[EXTRACTED INFORMATION]

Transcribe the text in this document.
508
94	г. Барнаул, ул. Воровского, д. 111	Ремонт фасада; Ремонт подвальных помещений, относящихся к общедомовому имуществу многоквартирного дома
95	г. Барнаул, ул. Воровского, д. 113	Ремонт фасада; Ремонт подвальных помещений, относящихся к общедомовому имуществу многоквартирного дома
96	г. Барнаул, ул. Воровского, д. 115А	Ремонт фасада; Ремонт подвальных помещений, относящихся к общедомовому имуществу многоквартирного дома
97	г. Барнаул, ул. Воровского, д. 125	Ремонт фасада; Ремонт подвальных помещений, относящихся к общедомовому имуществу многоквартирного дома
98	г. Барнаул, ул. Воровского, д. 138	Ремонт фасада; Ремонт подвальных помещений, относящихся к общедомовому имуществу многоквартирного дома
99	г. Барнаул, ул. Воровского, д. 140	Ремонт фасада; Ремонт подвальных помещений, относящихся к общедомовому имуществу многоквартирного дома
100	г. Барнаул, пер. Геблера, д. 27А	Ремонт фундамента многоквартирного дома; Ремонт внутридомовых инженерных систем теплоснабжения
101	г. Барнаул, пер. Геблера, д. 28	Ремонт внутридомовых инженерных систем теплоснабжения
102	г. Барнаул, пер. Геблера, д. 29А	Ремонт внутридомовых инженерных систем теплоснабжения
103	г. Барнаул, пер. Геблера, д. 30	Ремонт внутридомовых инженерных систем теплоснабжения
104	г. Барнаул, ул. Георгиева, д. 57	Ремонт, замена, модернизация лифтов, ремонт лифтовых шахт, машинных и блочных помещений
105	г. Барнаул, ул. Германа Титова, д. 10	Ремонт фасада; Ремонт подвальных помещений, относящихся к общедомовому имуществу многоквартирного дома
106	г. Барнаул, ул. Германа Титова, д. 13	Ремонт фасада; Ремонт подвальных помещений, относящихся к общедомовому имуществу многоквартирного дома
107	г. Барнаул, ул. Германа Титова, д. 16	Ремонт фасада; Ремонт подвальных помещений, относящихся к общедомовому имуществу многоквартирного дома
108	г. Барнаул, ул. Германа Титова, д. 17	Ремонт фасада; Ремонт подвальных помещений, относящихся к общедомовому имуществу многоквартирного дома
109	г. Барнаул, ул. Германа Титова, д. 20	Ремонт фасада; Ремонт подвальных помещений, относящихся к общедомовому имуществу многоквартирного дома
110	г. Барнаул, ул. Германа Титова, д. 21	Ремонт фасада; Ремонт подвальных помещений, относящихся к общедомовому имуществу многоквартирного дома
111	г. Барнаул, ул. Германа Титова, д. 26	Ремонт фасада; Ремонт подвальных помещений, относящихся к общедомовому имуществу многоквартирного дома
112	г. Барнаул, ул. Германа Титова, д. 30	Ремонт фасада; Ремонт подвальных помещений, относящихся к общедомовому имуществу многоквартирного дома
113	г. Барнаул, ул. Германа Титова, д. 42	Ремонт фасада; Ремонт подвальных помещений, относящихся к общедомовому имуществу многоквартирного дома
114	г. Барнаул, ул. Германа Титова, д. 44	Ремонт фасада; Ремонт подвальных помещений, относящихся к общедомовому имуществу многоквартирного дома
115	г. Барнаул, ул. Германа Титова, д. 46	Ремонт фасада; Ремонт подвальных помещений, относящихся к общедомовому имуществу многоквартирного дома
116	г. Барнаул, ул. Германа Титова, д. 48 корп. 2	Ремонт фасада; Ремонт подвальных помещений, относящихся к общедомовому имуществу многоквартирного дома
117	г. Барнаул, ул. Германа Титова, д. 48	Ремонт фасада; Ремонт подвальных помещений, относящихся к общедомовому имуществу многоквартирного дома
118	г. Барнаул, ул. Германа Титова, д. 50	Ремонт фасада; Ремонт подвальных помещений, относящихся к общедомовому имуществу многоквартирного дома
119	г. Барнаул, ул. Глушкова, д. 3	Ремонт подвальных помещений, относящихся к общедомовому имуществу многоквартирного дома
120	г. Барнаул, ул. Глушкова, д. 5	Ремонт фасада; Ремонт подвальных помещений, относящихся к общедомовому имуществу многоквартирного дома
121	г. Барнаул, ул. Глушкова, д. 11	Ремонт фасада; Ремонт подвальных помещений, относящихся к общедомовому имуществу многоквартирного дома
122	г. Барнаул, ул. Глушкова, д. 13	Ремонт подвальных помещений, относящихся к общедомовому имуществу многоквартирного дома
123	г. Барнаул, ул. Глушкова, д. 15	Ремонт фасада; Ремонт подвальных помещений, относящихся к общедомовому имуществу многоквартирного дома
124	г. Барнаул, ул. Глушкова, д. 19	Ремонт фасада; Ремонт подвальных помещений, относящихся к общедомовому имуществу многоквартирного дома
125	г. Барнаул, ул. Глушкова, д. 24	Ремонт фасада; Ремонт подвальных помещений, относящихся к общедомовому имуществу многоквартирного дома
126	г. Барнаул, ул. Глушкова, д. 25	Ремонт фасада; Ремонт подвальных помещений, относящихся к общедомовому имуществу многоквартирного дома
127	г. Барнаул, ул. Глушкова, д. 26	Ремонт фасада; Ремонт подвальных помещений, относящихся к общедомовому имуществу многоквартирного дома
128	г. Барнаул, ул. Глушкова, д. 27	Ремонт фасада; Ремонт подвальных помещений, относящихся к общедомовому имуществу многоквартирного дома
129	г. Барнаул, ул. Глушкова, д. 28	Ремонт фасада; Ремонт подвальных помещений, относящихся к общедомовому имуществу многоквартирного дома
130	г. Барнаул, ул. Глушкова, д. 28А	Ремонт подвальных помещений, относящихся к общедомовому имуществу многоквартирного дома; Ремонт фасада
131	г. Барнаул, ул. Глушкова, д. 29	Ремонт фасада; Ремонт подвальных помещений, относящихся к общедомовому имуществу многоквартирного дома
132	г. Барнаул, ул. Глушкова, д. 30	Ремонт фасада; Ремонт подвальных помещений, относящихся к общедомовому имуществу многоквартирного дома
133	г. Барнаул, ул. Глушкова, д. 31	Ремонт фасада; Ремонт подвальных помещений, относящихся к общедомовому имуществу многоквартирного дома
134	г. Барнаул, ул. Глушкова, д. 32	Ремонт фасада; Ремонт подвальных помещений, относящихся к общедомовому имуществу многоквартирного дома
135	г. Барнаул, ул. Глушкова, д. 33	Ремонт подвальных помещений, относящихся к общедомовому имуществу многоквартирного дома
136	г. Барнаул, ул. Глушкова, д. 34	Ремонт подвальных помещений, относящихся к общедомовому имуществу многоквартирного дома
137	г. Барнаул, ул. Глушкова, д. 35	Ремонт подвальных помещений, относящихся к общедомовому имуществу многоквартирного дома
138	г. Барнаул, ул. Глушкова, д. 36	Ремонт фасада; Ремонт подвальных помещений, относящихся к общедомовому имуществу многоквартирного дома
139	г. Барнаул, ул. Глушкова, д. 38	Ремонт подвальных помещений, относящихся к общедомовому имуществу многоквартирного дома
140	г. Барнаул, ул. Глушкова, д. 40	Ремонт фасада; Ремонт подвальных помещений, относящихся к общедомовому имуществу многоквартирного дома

[AIM]
In the entries above, count each line holding "систем" and report the total and nothing more.

[TASK SOLUTION]
4